• [TASK PROMPT]
Only lines holding the word "образом" should be copied from the material.

§

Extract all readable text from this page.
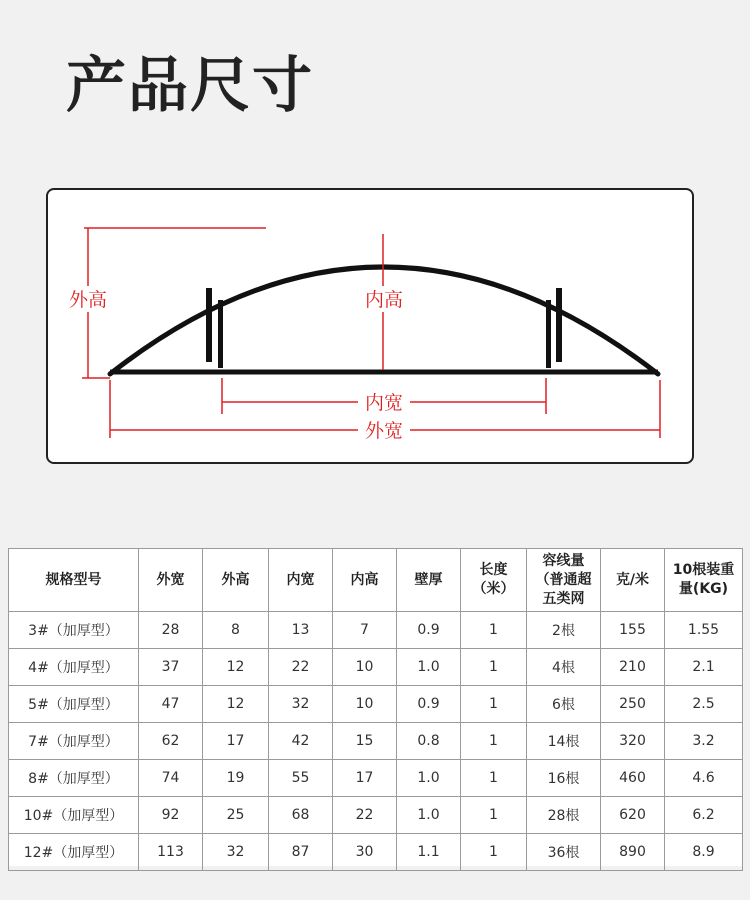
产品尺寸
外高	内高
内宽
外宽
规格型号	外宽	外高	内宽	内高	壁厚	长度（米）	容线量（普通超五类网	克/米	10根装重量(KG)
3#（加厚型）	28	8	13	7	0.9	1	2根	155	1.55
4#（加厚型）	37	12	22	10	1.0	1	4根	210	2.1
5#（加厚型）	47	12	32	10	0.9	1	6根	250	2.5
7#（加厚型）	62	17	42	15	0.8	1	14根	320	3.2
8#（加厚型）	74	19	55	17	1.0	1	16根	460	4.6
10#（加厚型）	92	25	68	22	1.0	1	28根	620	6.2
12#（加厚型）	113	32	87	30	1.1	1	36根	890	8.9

§

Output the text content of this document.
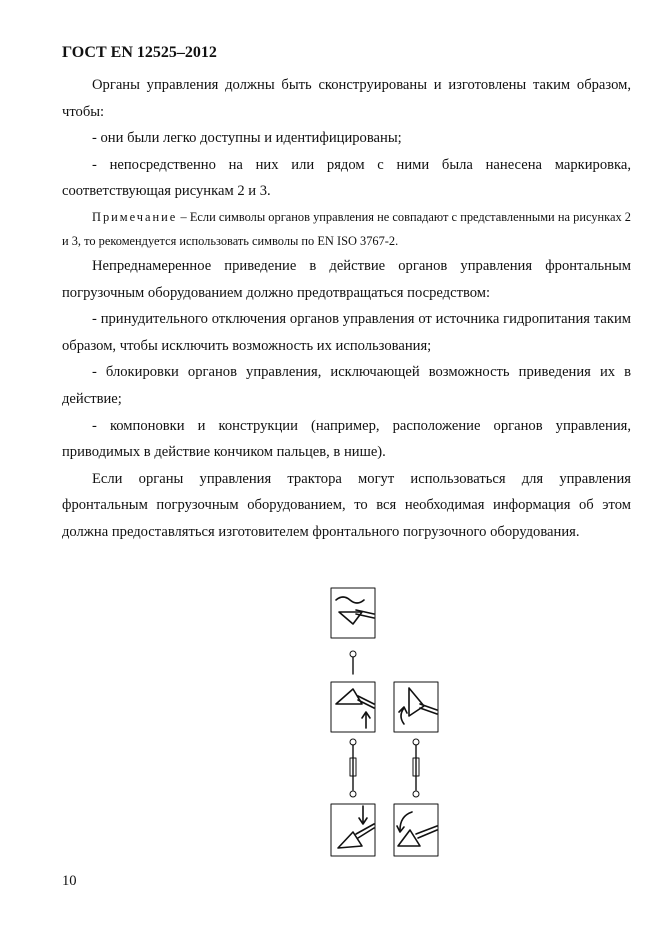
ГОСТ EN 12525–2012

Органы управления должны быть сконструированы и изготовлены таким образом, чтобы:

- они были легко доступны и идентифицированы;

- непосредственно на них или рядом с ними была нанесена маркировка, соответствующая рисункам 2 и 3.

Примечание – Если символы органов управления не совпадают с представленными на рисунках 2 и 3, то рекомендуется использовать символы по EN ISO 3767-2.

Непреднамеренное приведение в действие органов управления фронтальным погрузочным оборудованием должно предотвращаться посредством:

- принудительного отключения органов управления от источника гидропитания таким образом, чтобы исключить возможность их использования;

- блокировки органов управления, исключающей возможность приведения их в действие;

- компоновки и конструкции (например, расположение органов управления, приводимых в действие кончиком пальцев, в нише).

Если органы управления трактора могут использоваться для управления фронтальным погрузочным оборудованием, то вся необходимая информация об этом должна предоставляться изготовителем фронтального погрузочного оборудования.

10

§

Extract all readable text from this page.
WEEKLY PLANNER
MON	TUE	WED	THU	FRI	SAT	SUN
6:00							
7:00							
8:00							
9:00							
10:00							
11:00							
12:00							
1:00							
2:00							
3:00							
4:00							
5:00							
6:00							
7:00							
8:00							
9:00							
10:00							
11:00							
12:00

§

• [EXERCISE ANSWER]
Органы управления должны быть сконструированы и изготовлены таким образом, чтобы:
- принудительного отключения органов управления от источника гидропитания таким образом, чтобы исключить возможность их использования;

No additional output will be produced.